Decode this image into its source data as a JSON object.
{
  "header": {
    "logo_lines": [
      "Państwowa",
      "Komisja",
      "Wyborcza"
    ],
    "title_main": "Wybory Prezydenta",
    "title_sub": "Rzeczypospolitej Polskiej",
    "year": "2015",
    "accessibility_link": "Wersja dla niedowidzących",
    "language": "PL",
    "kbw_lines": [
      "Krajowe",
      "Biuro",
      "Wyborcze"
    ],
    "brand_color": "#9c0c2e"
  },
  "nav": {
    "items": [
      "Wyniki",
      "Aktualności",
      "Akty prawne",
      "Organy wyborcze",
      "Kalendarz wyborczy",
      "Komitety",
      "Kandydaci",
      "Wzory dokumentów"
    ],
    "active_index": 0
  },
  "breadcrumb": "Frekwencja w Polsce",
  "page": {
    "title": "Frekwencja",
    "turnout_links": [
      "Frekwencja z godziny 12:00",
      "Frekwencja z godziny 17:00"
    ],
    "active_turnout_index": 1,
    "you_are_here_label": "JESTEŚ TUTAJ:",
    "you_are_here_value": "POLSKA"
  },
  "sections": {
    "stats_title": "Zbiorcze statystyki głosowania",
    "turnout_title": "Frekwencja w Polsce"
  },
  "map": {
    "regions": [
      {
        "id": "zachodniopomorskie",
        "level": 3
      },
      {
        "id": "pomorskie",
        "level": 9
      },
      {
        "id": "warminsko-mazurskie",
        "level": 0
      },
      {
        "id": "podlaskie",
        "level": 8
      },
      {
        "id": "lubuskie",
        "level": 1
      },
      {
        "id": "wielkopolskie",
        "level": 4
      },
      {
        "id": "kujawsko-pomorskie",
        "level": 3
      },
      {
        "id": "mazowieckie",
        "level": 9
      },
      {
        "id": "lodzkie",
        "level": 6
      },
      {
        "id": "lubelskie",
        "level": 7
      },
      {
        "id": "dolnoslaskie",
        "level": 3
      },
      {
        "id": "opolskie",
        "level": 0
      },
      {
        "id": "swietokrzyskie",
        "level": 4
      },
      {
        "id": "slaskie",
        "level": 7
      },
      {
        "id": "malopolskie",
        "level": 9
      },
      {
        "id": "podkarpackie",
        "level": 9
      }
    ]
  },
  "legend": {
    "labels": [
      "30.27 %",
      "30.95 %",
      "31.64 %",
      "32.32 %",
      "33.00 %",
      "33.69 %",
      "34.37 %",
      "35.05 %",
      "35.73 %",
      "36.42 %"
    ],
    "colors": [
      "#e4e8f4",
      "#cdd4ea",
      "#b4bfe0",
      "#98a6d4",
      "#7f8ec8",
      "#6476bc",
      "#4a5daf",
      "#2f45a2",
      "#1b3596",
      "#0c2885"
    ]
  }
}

##############################

**Exercise:** Gather all lines from the listing above in which "Frekwencja" occurs.

**Finished exercise:**
  "breadcrumb": "Frekwencja w Polsce",
    "title": "Frekwencja",
      "Frekwencja z godziny 12:00",
      "Frekwencja z godziny 17:00"
    "turnout_title": "Frekwencja w Polsce"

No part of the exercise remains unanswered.